→ Input material:
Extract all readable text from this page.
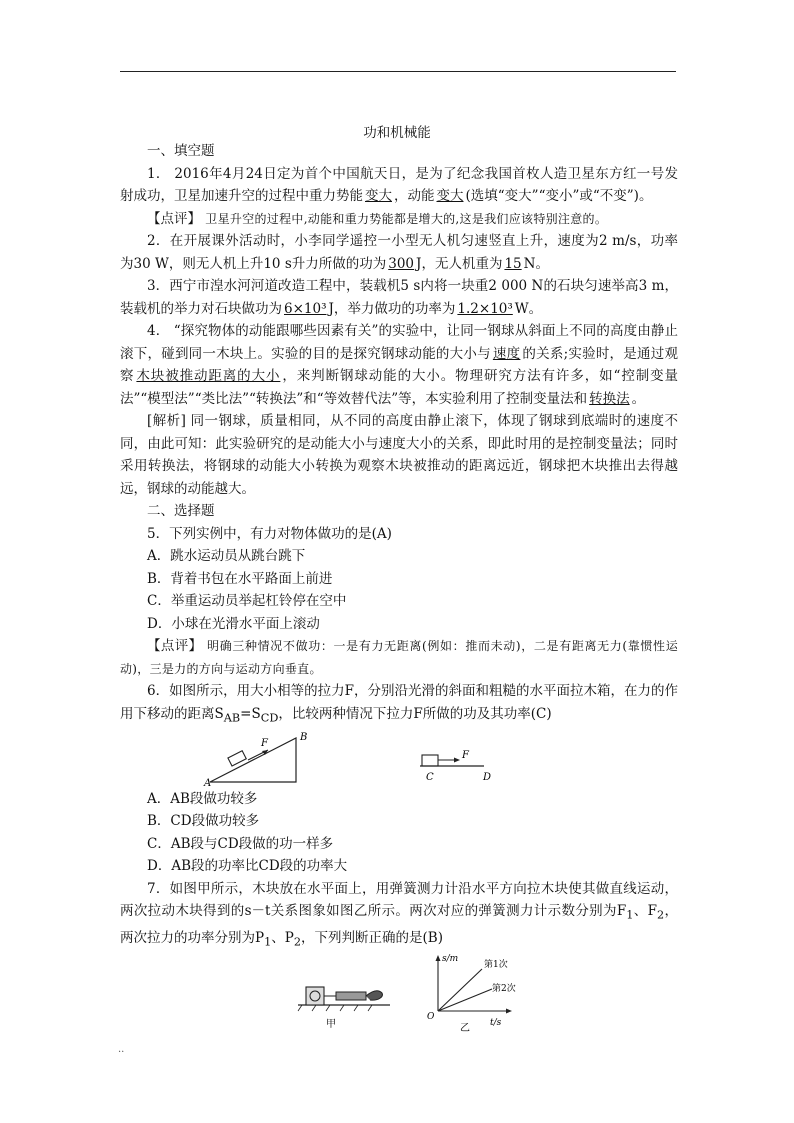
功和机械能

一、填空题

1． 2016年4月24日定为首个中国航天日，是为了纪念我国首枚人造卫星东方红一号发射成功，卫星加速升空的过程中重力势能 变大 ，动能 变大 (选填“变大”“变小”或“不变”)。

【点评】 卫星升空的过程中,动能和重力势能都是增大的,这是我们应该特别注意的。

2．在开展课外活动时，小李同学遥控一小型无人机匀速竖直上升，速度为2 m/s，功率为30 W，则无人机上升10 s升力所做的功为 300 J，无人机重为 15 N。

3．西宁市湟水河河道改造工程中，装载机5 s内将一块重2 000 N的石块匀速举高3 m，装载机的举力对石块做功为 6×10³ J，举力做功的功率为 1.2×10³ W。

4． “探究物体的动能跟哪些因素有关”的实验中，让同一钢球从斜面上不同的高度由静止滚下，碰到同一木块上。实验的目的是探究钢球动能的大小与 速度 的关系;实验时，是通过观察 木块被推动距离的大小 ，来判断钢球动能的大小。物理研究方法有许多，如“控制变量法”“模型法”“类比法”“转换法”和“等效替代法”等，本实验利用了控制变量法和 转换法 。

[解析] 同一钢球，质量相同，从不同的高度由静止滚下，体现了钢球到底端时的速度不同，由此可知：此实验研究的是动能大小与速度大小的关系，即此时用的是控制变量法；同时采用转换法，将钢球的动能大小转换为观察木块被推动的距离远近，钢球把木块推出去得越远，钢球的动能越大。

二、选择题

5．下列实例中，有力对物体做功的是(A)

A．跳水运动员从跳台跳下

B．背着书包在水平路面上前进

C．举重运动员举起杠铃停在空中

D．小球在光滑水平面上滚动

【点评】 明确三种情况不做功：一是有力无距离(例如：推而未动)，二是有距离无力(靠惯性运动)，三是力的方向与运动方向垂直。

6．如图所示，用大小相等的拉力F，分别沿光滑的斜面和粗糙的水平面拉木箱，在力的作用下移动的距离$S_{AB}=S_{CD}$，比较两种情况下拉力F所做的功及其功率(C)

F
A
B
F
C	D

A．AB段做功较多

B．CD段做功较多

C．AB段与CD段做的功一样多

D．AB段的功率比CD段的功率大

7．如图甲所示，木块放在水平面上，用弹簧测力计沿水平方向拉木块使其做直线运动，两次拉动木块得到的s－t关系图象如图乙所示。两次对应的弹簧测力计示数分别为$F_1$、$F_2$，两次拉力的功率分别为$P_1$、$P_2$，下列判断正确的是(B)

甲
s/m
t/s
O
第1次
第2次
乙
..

→ Problem:
Every entry should be returned exactly as written, minus the pictures.

→ Exercise answer:
Extract all readable text from this page.
功和机械能

一、填空题

1． 2016年4月24日定为首个中国航天日，是为了纪念我国首枚人造卫星东方红一号发射成功，卫星加速升空的过程中重力势能 变大 ，动能 变大 (选填“变大”“变小”或“不变”)。

【点评】 卫星升空的过程中,动能和重力势能都是增大的,这是我们应该特别注意的。

2．在开展课外活动时，小李同学遥控一小型无人机匀速竖直上升，速度为2 m/s，功率为30 W，则无人机上升10 s升力所做的功为 300 J，无人机重为 15 N。

3．西宁市湟水河河道改造工程中，装载机5 s内将一块重2 000 N的石块匀速举高3 m，装载机的举力对石块做功为 6×10³ J，举力做功的功率为 1.2×10³ W。

4． “探究物体的动能跟哪些因素有关”的实验中，让同一钢球从斜面上不同的高度由静止滚下，碰到同一木块上。实验的目的是探究钢球动能的大小与 速度 的关系;实验时，是通过观察 木块被推动距离的大小 ，来判断钢球动能的大小。物理研究方法有许多，如“控制变量法”“模型法”“类比法”“转换法”和“等效替代法”等，本实验利用了控制变量法和 转换法 。

[解析] 同一钢球，质量相同，从不同的高度由静止滚下，体现了钢球到底端时的速度不同，由此可知：此实验研究的是动能大小与速度大小的关系，即此时用的是控制变量法；同时采用转换法，将钢球的动能大小转换为观察木块被推动的距离远近，钢球把木块推出去得越远，钢球的动能越大。

二、选择题

5．下列实例中，有力对物体做功的是(A)

A．跳水运动员从跳台跳下

B．背着书包在水平路面上前进

C．举重运动员举起杠铃停在空中

D．小球在光滑水平面上滚动

【点评】 明确三种情况不做功：一是有力无距离(例如：推而未动)，二是有距离无力(靠惯性运动)，三是力的方向与运动方向垂直。

6．如图所示，用大小相等的拉力F，分别沿光滑的斜面和粗糙的水平面拉木箱，在力的作用下移动的距离$S_{AB}=S_{CD}$，比较两种情况下拉力F所做的功及其功率(C)

F
A
B
F
C	D

A．AB段做功较多

B．CD段做功较多

C．AB段与CD段做的功一样多

D．AB段的功率比CD段的功率大

7．如图甲所示，木块放在水平面上，用弹簧测力计沿水平方向拉木块使其做直线运动，两次拉动木块得到的s－t关系图象如图乙所示。两次对应的弹簧测力计示数分别为$F_1$、$F_2$，两次拉力的功率分别为$P_1$、$P_2$，下列判断正确的是(B)

甲
s/m
t/s
O
第1次
第2次
乙
..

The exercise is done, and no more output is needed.